** WHAT THIS TASK INVOLVES **
Check every line of the entries for "JSON", and copy the lines that hold it.

## start TASK INPUT

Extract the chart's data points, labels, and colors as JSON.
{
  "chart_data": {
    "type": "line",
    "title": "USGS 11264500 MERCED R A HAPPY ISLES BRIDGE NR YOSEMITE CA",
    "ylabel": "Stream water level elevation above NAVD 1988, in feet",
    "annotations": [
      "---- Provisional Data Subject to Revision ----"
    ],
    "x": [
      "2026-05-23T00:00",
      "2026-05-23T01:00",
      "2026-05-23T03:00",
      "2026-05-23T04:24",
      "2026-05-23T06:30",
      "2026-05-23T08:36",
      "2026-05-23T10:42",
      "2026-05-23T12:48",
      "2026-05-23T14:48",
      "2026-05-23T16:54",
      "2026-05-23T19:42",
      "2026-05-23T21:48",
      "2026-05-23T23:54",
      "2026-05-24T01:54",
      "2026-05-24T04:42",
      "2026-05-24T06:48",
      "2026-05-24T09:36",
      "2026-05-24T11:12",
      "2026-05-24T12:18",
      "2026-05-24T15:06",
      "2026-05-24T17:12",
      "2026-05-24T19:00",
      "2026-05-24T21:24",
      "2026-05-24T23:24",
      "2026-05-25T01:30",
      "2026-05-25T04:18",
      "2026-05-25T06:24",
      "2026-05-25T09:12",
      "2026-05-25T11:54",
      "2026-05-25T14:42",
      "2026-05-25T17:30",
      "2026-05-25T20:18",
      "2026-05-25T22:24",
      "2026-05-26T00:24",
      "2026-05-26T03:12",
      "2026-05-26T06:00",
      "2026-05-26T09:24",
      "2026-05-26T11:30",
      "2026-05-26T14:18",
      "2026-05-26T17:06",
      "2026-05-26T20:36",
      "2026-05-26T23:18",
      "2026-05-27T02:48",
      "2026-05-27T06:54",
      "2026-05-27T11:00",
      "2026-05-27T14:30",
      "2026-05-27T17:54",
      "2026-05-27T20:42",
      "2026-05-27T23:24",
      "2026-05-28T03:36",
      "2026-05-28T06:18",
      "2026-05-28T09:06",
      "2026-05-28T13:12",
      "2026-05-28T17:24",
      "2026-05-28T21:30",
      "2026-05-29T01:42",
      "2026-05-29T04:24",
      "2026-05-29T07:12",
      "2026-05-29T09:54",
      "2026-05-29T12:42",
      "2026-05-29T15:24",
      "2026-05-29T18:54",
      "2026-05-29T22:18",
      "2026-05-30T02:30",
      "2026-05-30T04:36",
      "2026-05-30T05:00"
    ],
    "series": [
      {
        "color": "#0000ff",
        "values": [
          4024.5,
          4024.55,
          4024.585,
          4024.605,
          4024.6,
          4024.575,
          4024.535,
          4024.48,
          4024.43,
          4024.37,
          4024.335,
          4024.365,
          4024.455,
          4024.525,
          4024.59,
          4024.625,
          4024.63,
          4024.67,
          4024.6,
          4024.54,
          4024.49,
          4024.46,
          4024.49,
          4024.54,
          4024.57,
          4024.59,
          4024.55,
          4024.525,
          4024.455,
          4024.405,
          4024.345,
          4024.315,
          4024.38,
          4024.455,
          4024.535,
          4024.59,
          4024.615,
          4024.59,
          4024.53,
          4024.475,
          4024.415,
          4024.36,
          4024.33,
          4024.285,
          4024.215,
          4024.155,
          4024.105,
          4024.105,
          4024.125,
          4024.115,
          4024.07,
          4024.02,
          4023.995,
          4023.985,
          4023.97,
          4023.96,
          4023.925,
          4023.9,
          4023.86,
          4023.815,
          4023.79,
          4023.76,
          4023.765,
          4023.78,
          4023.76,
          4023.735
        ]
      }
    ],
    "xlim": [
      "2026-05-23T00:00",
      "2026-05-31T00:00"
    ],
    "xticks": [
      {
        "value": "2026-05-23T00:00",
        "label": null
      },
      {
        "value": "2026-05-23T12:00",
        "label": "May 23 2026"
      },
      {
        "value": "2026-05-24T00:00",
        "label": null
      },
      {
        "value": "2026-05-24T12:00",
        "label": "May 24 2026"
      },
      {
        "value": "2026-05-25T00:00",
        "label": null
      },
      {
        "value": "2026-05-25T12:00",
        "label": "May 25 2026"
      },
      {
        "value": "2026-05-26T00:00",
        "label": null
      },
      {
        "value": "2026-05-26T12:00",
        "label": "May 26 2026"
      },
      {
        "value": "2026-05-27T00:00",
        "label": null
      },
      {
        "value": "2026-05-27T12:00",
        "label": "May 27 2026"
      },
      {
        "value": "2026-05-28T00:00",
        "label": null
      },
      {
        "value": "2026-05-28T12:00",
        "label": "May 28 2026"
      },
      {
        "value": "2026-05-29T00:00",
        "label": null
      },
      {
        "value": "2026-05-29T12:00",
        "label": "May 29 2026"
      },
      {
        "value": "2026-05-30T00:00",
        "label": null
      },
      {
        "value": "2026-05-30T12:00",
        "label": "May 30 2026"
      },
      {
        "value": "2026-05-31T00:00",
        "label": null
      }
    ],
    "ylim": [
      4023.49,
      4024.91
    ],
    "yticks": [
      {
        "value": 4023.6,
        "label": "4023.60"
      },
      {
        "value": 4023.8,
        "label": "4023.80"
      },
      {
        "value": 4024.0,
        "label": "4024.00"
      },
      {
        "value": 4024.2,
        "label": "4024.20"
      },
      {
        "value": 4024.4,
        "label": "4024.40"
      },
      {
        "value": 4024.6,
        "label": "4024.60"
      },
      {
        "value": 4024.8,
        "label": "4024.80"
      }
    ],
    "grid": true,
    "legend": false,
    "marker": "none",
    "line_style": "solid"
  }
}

## end TASK INPUT
## start TASK INPUT

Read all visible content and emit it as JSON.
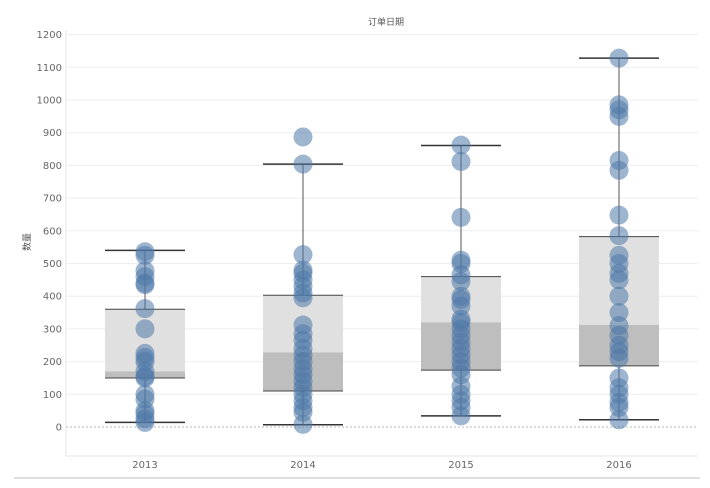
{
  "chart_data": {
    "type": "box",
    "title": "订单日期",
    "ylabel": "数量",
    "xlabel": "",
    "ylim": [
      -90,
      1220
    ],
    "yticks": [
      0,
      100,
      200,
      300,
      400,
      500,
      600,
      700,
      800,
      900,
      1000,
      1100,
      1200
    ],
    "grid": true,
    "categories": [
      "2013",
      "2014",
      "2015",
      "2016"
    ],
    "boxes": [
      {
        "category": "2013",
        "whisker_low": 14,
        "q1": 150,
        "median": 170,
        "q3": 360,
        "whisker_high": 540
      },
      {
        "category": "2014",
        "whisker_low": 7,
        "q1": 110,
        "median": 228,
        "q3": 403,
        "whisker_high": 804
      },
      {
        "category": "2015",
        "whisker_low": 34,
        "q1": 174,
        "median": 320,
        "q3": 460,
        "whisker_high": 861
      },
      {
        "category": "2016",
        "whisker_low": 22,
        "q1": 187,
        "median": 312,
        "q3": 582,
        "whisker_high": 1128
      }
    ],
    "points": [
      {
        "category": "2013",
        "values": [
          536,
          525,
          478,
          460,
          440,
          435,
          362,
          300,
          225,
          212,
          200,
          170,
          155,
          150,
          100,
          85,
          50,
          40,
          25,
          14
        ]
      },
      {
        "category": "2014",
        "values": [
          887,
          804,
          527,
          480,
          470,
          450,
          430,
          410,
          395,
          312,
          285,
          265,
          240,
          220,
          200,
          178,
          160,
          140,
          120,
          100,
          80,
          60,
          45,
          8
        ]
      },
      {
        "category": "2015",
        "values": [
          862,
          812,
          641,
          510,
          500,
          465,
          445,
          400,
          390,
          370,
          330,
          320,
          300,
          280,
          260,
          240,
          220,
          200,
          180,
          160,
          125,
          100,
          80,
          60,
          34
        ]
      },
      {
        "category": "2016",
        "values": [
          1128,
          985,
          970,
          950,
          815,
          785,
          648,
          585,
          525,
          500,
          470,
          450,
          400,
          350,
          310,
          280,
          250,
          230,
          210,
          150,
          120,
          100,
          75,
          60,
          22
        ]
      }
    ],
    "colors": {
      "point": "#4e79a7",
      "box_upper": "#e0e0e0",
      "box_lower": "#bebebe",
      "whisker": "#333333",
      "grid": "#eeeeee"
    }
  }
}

## end TASK INPUT
## start TASK INPUT

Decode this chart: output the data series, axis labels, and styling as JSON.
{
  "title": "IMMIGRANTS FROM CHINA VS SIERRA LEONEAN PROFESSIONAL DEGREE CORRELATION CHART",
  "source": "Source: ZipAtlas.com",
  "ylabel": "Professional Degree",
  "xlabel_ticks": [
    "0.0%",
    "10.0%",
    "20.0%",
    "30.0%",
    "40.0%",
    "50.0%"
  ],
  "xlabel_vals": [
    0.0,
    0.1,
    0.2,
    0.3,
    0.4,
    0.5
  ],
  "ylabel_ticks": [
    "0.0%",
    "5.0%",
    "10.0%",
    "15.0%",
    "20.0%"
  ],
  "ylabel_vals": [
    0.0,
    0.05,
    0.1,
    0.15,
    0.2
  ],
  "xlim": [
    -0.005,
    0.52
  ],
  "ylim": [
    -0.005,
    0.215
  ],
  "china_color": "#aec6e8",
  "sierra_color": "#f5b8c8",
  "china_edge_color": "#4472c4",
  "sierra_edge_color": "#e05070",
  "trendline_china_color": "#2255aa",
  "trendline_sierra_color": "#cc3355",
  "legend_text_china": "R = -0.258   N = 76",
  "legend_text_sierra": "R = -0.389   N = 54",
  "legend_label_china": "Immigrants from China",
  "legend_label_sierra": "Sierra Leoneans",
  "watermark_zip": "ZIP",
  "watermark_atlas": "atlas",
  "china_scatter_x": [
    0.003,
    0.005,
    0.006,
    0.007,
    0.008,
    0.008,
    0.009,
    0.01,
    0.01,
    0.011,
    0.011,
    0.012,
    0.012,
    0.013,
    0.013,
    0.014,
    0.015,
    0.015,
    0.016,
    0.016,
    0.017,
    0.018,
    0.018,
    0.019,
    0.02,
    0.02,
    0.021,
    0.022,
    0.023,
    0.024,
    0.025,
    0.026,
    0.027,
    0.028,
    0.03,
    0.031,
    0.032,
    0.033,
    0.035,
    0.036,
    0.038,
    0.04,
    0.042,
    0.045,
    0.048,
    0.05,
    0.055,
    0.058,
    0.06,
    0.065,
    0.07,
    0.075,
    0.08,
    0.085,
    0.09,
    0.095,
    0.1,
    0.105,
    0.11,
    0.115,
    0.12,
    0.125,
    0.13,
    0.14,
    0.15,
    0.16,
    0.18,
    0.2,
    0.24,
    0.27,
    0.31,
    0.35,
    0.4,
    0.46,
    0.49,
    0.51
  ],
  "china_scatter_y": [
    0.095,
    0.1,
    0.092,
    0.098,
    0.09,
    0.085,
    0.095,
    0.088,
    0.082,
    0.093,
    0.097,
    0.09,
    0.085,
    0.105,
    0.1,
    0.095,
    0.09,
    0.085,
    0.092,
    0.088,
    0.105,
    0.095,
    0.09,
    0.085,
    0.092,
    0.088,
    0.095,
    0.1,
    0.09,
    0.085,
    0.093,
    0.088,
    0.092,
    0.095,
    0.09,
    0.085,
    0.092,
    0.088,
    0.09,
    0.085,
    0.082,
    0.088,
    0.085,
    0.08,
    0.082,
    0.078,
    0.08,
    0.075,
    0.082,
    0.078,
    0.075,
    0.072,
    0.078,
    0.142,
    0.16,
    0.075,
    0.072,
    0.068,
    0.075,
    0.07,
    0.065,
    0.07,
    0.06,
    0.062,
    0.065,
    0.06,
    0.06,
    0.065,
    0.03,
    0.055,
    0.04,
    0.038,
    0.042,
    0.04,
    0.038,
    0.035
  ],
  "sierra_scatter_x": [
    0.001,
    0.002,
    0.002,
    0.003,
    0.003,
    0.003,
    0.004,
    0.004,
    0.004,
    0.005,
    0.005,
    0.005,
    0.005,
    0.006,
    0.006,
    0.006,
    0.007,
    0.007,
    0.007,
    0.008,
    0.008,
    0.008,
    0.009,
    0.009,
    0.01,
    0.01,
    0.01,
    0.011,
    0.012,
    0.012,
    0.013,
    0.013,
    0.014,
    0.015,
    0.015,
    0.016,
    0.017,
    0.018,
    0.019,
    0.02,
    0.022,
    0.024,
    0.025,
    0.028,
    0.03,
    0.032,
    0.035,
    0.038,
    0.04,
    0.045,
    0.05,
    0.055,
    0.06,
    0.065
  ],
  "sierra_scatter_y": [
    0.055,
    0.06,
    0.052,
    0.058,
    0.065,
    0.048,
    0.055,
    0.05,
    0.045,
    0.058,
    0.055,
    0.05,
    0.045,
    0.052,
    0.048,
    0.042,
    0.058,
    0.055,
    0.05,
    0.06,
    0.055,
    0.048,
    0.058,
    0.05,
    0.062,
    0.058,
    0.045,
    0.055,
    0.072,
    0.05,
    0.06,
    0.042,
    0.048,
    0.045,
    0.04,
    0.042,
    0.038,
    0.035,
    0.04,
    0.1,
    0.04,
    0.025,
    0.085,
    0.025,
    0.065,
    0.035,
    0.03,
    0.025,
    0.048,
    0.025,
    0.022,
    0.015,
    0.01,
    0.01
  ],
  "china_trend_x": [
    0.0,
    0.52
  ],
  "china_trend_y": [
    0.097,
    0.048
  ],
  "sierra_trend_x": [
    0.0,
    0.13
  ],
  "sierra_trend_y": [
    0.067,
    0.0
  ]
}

## end TASK INPUT

** SOLUTION FOR THIS TASK **
Extract the chart's data points, labels, and colors as JSON.
Read all visible content and emit it as JSON.
Decode this chart: output the data series, axis labels, and styling as JSON.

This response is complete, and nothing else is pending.